> **The problem**
Reproduce each record exactly.

=======

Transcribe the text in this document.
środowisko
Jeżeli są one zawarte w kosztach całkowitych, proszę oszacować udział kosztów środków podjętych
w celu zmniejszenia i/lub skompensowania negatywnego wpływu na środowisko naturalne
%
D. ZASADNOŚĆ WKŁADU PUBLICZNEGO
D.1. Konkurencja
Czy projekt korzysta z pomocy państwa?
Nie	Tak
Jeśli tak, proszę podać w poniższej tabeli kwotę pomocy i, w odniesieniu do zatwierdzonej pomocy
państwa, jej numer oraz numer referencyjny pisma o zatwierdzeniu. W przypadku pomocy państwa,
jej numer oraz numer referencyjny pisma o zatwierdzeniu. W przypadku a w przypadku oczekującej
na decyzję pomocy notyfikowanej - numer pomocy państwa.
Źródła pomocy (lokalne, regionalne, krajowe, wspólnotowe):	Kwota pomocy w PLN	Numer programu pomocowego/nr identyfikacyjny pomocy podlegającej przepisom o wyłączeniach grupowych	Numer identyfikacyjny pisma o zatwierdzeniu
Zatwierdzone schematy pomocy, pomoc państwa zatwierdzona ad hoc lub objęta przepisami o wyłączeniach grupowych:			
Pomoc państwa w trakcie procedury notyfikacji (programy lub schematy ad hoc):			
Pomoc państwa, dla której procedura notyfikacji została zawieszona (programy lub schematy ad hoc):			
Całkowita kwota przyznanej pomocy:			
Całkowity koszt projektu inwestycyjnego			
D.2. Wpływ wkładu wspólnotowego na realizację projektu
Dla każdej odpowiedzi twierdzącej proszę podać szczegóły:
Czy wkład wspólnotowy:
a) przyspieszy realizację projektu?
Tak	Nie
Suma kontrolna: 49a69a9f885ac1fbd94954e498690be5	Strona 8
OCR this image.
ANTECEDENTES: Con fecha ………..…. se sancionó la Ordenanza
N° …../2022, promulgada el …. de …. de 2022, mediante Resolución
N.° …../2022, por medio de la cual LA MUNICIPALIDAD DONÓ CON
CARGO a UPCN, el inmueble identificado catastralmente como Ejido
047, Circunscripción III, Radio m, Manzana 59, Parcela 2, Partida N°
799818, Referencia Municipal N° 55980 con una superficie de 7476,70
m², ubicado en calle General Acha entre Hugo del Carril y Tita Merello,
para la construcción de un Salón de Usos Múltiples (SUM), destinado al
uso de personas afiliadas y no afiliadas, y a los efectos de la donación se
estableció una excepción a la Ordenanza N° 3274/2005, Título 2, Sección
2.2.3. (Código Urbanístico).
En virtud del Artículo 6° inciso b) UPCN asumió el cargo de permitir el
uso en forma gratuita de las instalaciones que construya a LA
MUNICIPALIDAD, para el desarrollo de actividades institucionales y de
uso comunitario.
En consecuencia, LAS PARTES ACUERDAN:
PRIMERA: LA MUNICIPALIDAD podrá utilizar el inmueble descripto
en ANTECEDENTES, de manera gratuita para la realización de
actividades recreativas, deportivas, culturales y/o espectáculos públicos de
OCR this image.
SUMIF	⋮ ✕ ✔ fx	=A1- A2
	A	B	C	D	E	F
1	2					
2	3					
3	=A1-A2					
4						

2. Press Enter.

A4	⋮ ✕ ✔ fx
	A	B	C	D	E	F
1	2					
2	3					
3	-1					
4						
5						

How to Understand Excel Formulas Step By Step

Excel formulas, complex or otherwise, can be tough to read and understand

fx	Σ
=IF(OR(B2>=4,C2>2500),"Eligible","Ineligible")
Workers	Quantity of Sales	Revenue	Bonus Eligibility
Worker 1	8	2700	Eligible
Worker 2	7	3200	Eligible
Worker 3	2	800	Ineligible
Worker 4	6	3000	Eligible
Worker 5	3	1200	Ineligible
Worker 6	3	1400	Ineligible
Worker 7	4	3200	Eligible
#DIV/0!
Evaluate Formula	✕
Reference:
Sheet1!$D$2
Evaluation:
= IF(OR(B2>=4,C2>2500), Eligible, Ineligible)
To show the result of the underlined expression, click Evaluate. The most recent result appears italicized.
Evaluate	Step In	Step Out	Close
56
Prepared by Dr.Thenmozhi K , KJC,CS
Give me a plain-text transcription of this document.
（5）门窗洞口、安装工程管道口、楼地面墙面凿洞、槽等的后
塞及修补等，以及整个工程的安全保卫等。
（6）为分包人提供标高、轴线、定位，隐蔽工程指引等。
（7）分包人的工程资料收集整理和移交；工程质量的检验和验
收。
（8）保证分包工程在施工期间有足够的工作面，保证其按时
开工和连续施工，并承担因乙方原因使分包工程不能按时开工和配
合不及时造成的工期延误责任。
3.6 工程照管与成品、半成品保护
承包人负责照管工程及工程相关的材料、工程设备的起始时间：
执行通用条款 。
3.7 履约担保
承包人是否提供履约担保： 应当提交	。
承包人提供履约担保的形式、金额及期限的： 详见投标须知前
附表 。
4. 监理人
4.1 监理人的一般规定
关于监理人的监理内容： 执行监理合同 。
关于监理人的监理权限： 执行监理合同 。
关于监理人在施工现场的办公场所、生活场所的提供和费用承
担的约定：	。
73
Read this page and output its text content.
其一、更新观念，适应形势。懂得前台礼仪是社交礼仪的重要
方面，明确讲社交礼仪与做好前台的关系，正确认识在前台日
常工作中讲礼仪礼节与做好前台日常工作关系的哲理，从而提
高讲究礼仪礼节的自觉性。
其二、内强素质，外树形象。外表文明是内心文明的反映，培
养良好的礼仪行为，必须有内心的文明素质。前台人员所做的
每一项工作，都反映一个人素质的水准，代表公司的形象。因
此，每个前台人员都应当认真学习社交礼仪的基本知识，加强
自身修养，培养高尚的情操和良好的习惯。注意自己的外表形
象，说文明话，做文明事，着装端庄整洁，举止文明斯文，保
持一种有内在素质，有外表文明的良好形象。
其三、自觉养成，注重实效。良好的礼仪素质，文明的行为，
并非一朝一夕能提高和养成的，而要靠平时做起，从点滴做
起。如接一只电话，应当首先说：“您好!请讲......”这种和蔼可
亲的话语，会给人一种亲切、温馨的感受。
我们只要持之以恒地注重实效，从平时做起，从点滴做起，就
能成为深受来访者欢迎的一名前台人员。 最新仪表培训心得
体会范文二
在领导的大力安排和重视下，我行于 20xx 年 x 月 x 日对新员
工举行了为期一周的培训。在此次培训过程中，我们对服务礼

=======

> **Task output**
Transcribe the text in this document.
środowisko
Jeżeli są one zawarte w kosztach całkowitych, proszę oszacować udział kosztów środków podjętych
w celu zmniejszenia i/lub skompensowania negatywnego wpływu na środowisko naturalne
%
D. ZASADNOŚĆ WKŁADU PUBLICZNEGO
D.1. Konkurencja
Czy projekt korzysta z pomocy państwa?
Nie	Tak
Jeśli tak, proszę podać w poniższej tabeli kwotę pomocy i, w odniesieniu do zatwierdzonej pomocy
państwa, jej numer oraz numer referencyjny pisma o zatwierdzeniu. W przypadku pomocy państwa,
jej numer oraz numer referencyjny pisma o zatwierdzeniu. W przypadku a w przypadku oczekującej
na decyzję pomocy notyfikowanej - numer pomocy państwa.
Źródła pomocy (lokalne, regionalne, krajowe, wspólnotowe):	Kwota pomocy w PLN	Numer programu pomocowego/nr identyfikacyjny pomocy podlegającej przepisom o wyłączeniach grupowych	Numer identyfikacyjny pisma o zatwierdzeniu
Zatwierdzone schematy pomocy, pomoc państwa zatwierdzona ad hoc lub objęta przepisami o wyłączeniach grupowych:			
Pomoc państwa w trakcie procedury notyfikacji (programy lub schematy ad hoc):			
Pomoc państwa, dla której procedura notyfikacji została zawieszona (programy lub schematy ad hoc):			
Całkowita kwota przyznanej pomocy:			
Całkowity koszt projektu inwestycyjnego			
D.2. Wpływ wkładu wspólnotowego na realizację projektu
Dla każdej odpowiedzi twierdzącej proszę podać szczegóły:
Czy wkład wspólnotowy:
a) przyspieszy realizację projektu?
Tak	Nie
Suma kontrolna: 49a69a9f885ac1fbd94954e498690be5	Strona 8
OCR this image.
ANTECEDENTES: Con fecha ………..…. se sancionó la Ordenanza
N° …../2022, promulgada el …. de …. de 2022, mediante Resolución
N.° …../2022, por medio de la cual LA MUNICIPALIDAD DONÓ CON
CARGO a UPCN, el inmueble identificado catastralmente como Ejido
047, Circunscripción III, Radio m, Manzana 59, Parcela 2, Partida N°
799818, Referencia Municipal N° 55980 con una superficie de 7476,70
m², ubicado en calle General Acha entre Hugo del Carril y Tita Merello,
para la construcción de un Salón de Usos Múltiples (SUM), destinado al
uso de personas afiliadas y no afiliadas, y a los efectos de la donación se
estableció una excepción a la Ordenanza N° 3274/2005, Título 2, Sección
2.2.3. (Código Urbanístico).
En virtud del Artículo 6° inciso b) UPCN asumió el cargo de permitir el
uso en forma gratuita de las instalaciones que construya a LA
MUNICIPALIDAD, para el desarrollo de actividades institucionales y de
uso comunitario.
En consecuencia, LAS PARTES ACUERDAN:
PRIMERA: LA MUNICIPALIDAD podrá utilizar el inmueble descripto
en ANTECEDENTES, de manera gratuita para la realización de
actividades recreativas, deportivas, culturales y/o espectáculos públicos de
OCR this image.
SUMIF	⋮ ✕ ✔ fx	=A1- A2
	A	B	C	D	E	F
1	2					
2	3					
3	=A1-A2					
4						

2. Press Enter.

A4	⋮ ✕ ✔ fx
	A	B	C	D	E	F
1	2					
2	3					
3	-1					
4						
5						

How to Understand Excel Formulas Step By Step

Excel formulas, complex or otherwise, can be tough to read and understand

fx	Σ
=IF(OR(B2>=4,C2>2500),"Eligible","Ineligible")
Workers	Quantity of Sales	Revenue	Bonus Eligibility
Worker 1	8	2700	Eligible
Worker 2	7	3200	Eligible
Worker 3	2	800	Ineligible
Worker 4	6	3000	Eligible
Worker 5	3	1200	Ineligible
Worker 6	3	1400	Ineligible
Worker 7	4	3200	Eligible
#DIV/0!
Evaluate Formula	✕
Reference:
Sheet1!$D$2
Evaluation:
= IF(OR(B2>=4,C2>2500), Eligible, Ineligible)
To show the result of the underlined expression, click Evaluate. The most recent result appears italicized.
Evaluate	Step In	Step Out	Close
56
Prepared by Dr.Thenmozhi K , KJC,CS
Give me a plain-text transcription of this document.
（5）门窗洞口、安装工程管道口、楼地面墙面凿洞、槽等的后
塞及修补等，以及整个工程的安全保卫等。
（6）为分包人提供标高、轴线、定位，隐蔽工程指引等。
（7）分包人的工程资料收集整理和移交；工程质量的检验和验
收。
（8）保证分包工程在施工期间有足够的工作面，保证其按时
开工和连续施工，并承担因乙方原因使分包工程不能按时开工和配
合不及时造成的工期延误责任。
3.6 工程照管与成品、半成品保护
承包人负责照管工程及工程相关的材料、工程设备的起始时间：
执行通用条款 。
3.7 履约担保
承包人是否提供履约担保： 应当提交	。
承包人提供履约担保的形式、金额及期限的： 详见投标须知前
附表 。
4. 监理人
4.1 监理人的一般规定
关于监理人的监理内容： 执行监理合同 。
关于监理人的监理权限： 执行监理合同 。
关于监理人在施工现场的办公场所、生活场所的提供和费用承
担的约定：	。
73
Read this page and output its text content.
其一、更新观念，适应形势。懂得前台礼仪是社交礼仪的重要
方面，明确讲社交礼仪与做好前台的关系，正确认识在前台日
常工作中讲礼仪礼节与做好前台日常工作关系的哲理，从而提
高讲究礼仪礼节的自觉性。
其二、内强素质，外树形象。外表文明是内心文明的反映，培
养良好的礼仪行为，必须有内心的文明素质。前台人员所做的
每一项工作，都反映一个人素质的水准，代表公司的形象。因
此，每个前台人员都应当认真学习社交礼仪的基本知识，加强
自身修养，培养高尚的情操和良好的习惯。注意自己的外表形
象，说文明话，做文明事，着装端庄整洁，举止文明斯文，保
持一种有内在素质，有外表文明的良好形象。
其三、自觉养成，注重实效。良好的礼仪素质，文明的行为，
并非一朝一夕能提高和养成的，而要靠平时做起，从点滴做
起。如接一只电话，应当首先说：“您好!请讲......”这种和蔼可
亲的话语，会给人一种亲切、温馨的感受。
我们只要持之以恒地注重实效，从平时做起，从点滴做起，就
能成为深受来访者欢迎的一名前台人员。 最新仪表培训心得
体会范文二
在领导的大力安排和重视下，我行于 20xx 年 x 月 x 日对新员
工举行了为期一周的培训。在此次培训过程中，我们对服务礼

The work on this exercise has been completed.